WHAT NEEDS TO BE DONE ->
Repeat every record below exactly as written.

INPUT DATA ->
________

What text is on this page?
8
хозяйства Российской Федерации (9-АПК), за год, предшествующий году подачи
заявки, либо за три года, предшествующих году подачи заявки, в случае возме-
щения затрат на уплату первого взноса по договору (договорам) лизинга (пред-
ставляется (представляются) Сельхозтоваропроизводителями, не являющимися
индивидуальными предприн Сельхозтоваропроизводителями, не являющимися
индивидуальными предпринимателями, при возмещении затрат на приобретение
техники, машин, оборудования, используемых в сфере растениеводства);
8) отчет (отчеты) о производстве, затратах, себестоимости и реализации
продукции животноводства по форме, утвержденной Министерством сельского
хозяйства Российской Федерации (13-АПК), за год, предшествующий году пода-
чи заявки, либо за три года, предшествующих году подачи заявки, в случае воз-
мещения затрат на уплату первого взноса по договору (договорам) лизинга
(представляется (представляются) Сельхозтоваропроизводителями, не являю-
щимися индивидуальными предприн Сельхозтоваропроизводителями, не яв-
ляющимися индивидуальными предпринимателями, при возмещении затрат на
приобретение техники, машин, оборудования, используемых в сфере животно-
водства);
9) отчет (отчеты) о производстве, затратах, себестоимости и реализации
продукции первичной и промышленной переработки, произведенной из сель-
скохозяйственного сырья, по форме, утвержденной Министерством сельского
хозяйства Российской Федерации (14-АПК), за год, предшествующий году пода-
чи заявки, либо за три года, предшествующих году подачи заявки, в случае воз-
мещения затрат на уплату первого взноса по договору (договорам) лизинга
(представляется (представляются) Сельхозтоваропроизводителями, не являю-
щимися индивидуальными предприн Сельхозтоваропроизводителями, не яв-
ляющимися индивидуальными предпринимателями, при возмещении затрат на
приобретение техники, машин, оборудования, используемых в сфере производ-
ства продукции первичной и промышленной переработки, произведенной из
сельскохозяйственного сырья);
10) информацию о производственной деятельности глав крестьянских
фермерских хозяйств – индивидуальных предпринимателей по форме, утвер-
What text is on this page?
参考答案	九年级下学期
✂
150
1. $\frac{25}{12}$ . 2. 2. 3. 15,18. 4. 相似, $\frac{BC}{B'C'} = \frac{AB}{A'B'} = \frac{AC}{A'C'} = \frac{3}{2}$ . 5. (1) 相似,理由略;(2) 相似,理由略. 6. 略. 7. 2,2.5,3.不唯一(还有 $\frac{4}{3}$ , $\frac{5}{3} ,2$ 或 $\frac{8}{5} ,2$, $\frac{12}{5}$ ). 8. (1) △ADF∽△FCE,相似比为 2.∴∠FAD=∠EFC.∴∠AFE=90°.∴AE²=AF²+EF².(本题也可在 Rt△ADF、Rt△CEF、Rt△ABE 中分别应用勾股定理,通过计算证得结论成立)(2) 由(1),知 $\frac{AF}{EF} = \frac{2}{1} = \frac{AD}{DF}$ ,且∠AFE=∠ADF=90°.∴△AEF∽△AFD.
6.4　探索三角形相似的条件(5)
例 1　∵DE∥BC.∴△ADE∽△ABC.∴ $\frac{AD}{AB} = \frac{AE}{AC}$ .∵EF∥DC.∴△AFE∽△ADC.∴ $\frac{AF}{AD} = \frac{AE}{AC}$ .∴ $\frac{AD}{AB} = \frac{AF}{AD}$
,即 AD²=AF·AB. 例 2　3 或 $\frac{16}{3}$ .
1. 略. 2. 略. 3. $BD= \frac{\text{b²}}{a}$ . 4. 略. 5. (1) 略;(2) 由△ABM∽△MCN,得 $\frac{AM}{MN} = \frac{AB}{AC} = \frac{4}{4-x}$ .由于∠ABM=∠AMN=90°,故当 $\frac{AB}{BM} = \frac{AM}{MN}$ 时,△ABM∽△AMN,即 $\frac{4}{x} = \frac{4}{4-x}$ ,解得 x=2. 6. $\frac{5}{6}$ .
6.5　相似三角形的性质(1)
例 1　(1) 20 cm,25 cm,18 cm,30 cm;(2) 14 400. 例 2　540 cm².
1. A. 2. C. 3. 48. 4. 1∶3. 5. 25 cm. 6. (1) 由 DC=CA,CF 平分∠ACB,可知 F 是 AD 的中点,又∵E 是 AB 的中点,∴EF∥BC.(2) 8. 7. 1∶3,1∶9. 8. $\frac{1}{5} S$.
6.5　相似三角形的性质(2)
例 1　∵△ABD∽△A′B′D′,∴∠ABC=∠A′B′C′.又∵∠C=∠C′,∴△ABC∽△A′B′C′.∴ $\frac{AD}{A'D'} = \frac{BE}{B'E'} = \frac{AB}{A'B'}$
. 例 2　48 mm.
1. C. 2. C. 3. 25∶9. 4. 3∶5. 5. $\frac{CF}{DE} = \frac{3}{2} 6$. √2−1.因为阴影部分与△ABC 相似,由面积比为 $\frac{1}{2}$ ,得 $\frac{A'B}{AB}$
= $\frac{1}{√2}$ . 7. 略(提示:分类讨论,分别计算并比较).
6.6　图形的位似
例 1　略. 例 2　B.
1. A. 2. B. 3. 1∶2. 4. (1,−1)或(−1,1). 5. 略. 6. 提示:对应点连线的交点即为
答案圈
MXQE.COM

________

RESULT OF THE TASK ->
What text is on this page?
8
хозяйства Российской Федерации (9-АПК), за год, предшествующий году подачи
заявки, либо за три года, предшествующих году подачи заявки, в случае возме-
щения затрат на уплату первого взноса по договору (договорам) лизинга (пред-
ставляется (представляются) Сельхозтоваропроизводителями, не являющимися
индивидуальными предприн Сельхозтоваропроизводителями, не являющимися
индивидуальными предпринимателями, при возмещении затрат на приобретение
техники, машин, оборудования, используемых в сфере растениеводства);
8) отчет (отчеты) о производстве, затратах, себестоимости и реализации
продукции животноводства по форме, утвержденной Министерством сельского
хозяйства Российской Федерации (13-АПК), за год, предшествующий году пода-
чи заявки, либо за три года, предшествующих году подачи заявки, в случае воз-
мещения затрат на уплату первого взноса по договору (договорам) лизинга
(представляется (представляются) Сельхозтоваропроизводителями, не являю-
щимися индивидуальными предприн Сельхозтоваропроизводителями, не яв-
ляющимися индивидуальными предпринимателями, при возмещении затрат на
приобретение техники, машин, оборудования, используемых в сфере животно-
водства);
9) отчет (отчеты) о производстве, затратах, себестоимости и реализации
продукции первичной и промышленной переработки, произведенной из сель-
скохозяйственного сырья, по форме, утвержденной Министерством сельского
хозяйства Российской Федерации (14-АПК), за год, предшествующий году пода-
чи заявки, либо за три года, предшествующих году подачи заявки, в случае воз-
мещения затрат на уплату первого взноса по договору (договорам) лизинга
(представляется (представляются) Сельхозтоваропроизводителями, не являю-
щимися индивидуальными предприн Сельхозтоваропроизводителями, не яв-
ляющимися индивидуальными предпринимателями, при возмещении затрат на
приобретение техники, машин, оборудования, используемых в сфере производ-
ства продукции первичной и промышленной переработки, произведенной из
сельскохозяйственного сырья);
10) информацию о производственной деятельности глав крестьянских
фермерских хозяйств – индивидуальных предпринимателей по форме, утвер-
What text is on this page?
参考答案	九年级下学期
✂
150
1. $\frac{25}{12}$ . 2. 2. 3. 15,18. 4. 相似, $\frac{BC}{B'C'} = \frac{AB}{A'B'} = \frac{AC}{A'C'} = \frac{3}{2}$ . 5. (1) 相似,理由略;(2) 相似,理由略. 6. 略. 7. 2,2.5,3.不唯一(还有 $\frac{4}{3}$ , $\frac{5}{3} ,2$ 或 $\frac{8}{5} ,2$, $\frac{12}{5}$ ). 8. (1) △ADF∽△FCE,相似比为 2.∴∠FAD=∠EFC.∴∠AFE=90°.∴AE²=AF²+EF².(本题也可在 Rt△ADF、Rt△CEF、Rt△ABE 中分别应用勾股定理,通过计算证得结论成立)(2) 由(1),知 $\frac{AF}{EF} = \frac{2}{1} = \frac{AD}{DF}$ ,且∠AFE=∠ADF=90°.∴△AEF∽△AFD.
6.4　探索三角形相似的条件(5)
例 1　∵DE∥BC.∴△ADE∽△ABC.∴ $\frac{AD}{AB} = \frac{AE}{AC}$ .∵EF∥DC.∴△AFE∽△ADC.∴ $\frac{AF}{AD} = \frac{AE}{AC}$ .∴ $\frac{AD}{AB} = \frac{AF}{AD}$
,即 AD²=AF·AB. 例 2　3 或 $\frac{16}{3}$ .
1. 略. 2. 略. 3. $BD= \frac{\text{b²}}{a}$ . 4. 略. 5. (1) 略;(2) 由△ABM∽△MCN,得 $\frac{AM}{MN} = \frac{AB}{AC} = \frac{4}{4-x}$ .由于∠ABM=∠AMN=90°,故当 $\frac{AB}{BM} = \frac{AM}{MN}$ 时,△ABM∽△AMN,即 $\frac{4}{x} = \frac{4}{4-x}$ ,解得 x=2. 6. $\frac{5}{6}$ .
6.5　相似三角形的性质(1)
例 1　(1) 20 cm,25 cm,18 cm,30 cm;(2) 14 400. 例 2　540 cm².
1. A. 2. C. 3. 48. 4. 1∶3. 5. 25 cm. 6. (1) 由 DC=CA,CF 平分∠ACB,可知 F 是 AD 的中点,又∵E 是 AB 的中点,∴EF∥BC.(2) 8. 7. 1∶3,1∶9. 8. $\frac{1}{5} S$.
6.5　相似三角形的性质(2)
例 1　∵△ABD∽△A′B′D′,∴∠ABC=∠A′B′C′.又∵∠C=∠C′,∴△ABC∽△A′B′C′.∴ $\frac{AD}{A'D'} = \frac{BE}{B'E'} = \frac{AB}{A'B'}$
. 例 2　48 mm.
1. C. 2. C. 3. 25∶9. 4. 3∶5. 5. $\frac{CF}{DE} = \frac{3}{2} 6$. √2−1.因为阴影部分与△ABC 相似,由面积比为 $\frac{1}{2}$ ,得 $\frac{A'B}{AB}$
= $\frac{1}{√2}$ . 7. 略(提示:分类讨论,分别计算并比较).
6.6　图形的位似
例 1　略. 例 2　B.
1. A. 2. B. 3. 1∶2. 4. (1,−1)或(−1,1). 5. 略. 6. 提示:对应点连线的交点即为
答案圈
MXQE.COM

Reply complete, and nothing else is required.